Goal of the exercise: Once the pictures are set aside, transcribe the remaining data exactly.

•••••

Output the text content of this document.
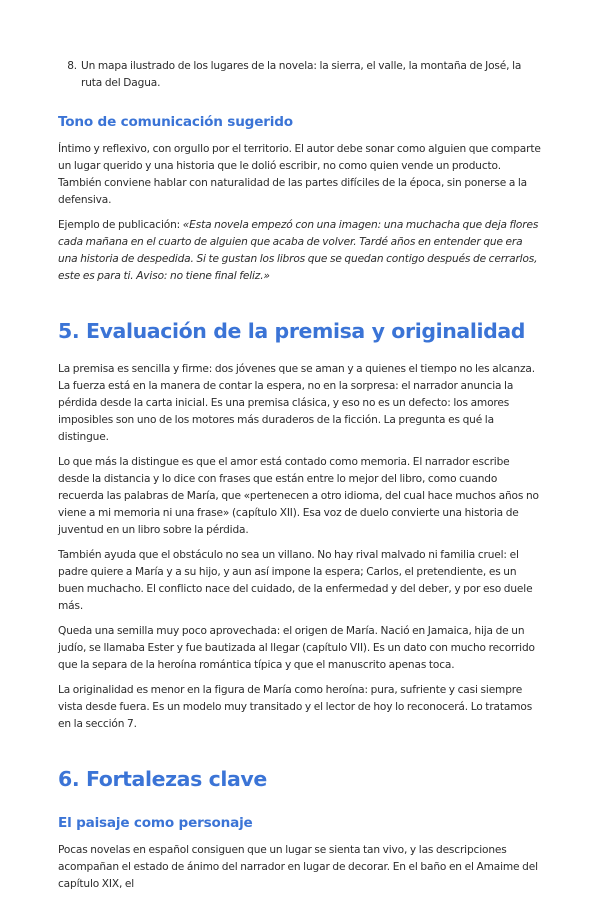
8. Un mapa ilustrado de los lugares de la novela: la sierra, el valle, la montaña de José, la ruta del Dagua.
Tono de comunicación sugerido

Íntimo y reflexivo, con orgullo por el territorio. El autor debe sonar como alguien que comparte un lugar querido y una historia que le dolió escribir, no como quien vende un producto. También conviene hablar con naturalidad de las partes difíciles de la época, sin ponerse a la defensiva.

Ejemplo de publicación: «Esta novela empezó con una imagen: una muchacha que deja flores cada mañana en el cuarto de alguien que acaba de volver. Tardé años en entender que era una historia de despedida. Si te gustan los libros que se quedan contigo después de cerrarlos, este es para ti. Aviso: no tiene final feliz.»

5. Evaluación de la premisa y originalidad

La premisa es sencilla y firme: dos jóvenes que se aman y a quienes el tiempo no les alcanza. La fuerza está en la manera de contar la espera, no en la sorpresa: el narrador anuncia la pérdida desde la carta inicial. Es una premisa clásica, y eso no es un defecto: los amores imposibles son uno de los motores más duraderos de la ficción. La pregunta es qué la distingue.

Lo que más la distingue es que el amor está contado como memoria. El narrador escribe desde la distancia y lo dice con frases que están entre lo mejor del libro, como cuando recuerda las palabras de María, que «pertenecen a otro idioma, del cual hace muchos años no viene a mi memoria ni una frase» (capítulo XII). Esa voz de duelo convierte una historia de juventud en un libro sobre la pérdida.

También ayuda que el obstáculo no sea un villano. No hay rival malvado ni familia cruel: el padre quiere a María y a su hijo, y aun así impone la espera; Carlos, el pretendiente, es un buen muchacho. El conflicto nace del cuidado, de la enfermedad y del deber, y por eso duele más.

Queda una semilla muy poco aprovechada: el origen de María. Nació en Jamaica, hija de un judío, se llamaba Ester y fue bautizada al llegar (capítulo VII). Es un dato con mucho recorrido que la separa de la heroína romántica típica y que el manuscrito apenas toca.

La originalidad es menor en la figura de María como heroína: pura, sufriente y casi siempre vista desde fuera. Es un modelo muy transitado y el lector de hoy lo reconocerá. Lo tratamos en la sección 7.

6. Fortalezas clave
El paisaje como personaje

Pocas novelas en español consiguen que un lugar se sienta tan vivo, y las descripciones acompañan el estado de ánimo del narrador en lugar de decorar. En el baño en el Amaime del capítulo XIX, el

•••••

Reply to the exercise:
Output the text content of this document.
8. Un mapa ilustrado de los lugares de la novela: la sierra, el valle, la montaña de José, la ruta del Dagua.
Tono de comunicación sugerido

Íntimo y reflexivo, con orgullo por el territorio. El autor debe sonar como alguien que comparte un lugar querido y una historia que le dolió escribir, no como quien vende un producto. También conviene hablar con naturalidad de las partes difíciles de la época, sin ponerse a la defensiva.

Ejemplo de publicación: «Esta novela empezó con una imagen: una muchacha que deja flores cada mañana en el cuarto de alguien que acaba de volver. Tardé años en entender que era una historia de despedida. Si te gustan los libros que se quedan contigo después de cerrarlos, este es para ti. Aviso: no tiene final feliz.»

5. Evaluación de la premisa y originalidad

La premisa es sencilla y firme: dos jóvenes que se aman y a quienes el tiempo no les alcanza. La fuerza está en la manera de contar la espera, no en la sorpresa: el narrador anuncia la pérdida desde la carta inicial. Es una premisa clásica, y eso no es un defecto: los amores imposibles son uno de los motores más duraderos de la ficción. La pregunta es qué la distingue.

Lo que más la distingue es que el amor está contado como memoria. El narrador escribe desde la distancia y lo dice con frases que están entre lo mejor del libro, como cuando recuerda las palabras de María, que «pertenecen a otro idioma, del cual hace muchos años no viene a mi memoria ni una frase» (capítulo XII). Esa voz de duelo convierte una historia de juventud en un libro sobre la pérdida.

También ayuda que el obstáculo no sea un villano. No hay rival malvado ni familia cruel: el padre quiere a María y a su hijo, y aun así impone la espera; Carlos, el pretendiente, es un buen muchacho. El conflicto nace del cuidado, de la enfermedad y del deber, y por eso duele más.

Queda una semilla muy poco aprovechada: el origen de María. Nació en Jamaica, hija de un judío, se llamaba Ester y fue bautizada al llegar (capítulo VII). Es un dato con mucho recorrido que la separa de la heroína romántica típica y que el manuscrito apenas toca.

La originalidad es menor en la figura de María como heroína: pura, sufriente y casi siempre vista desde fuera. Es un modelo muy transitado y el lector de hoy lo reconocerá. Lo tratamos en la sección 7.

6. Fortalezas clave
El paisaje como personaje

Pocas novelas en español consiguen que un lugar se sienta tan vivo, y las descripciones acompañan el estado de ánimo del narrador en lugar de decorar. En el baño en el Amaime del capítulo XIX, el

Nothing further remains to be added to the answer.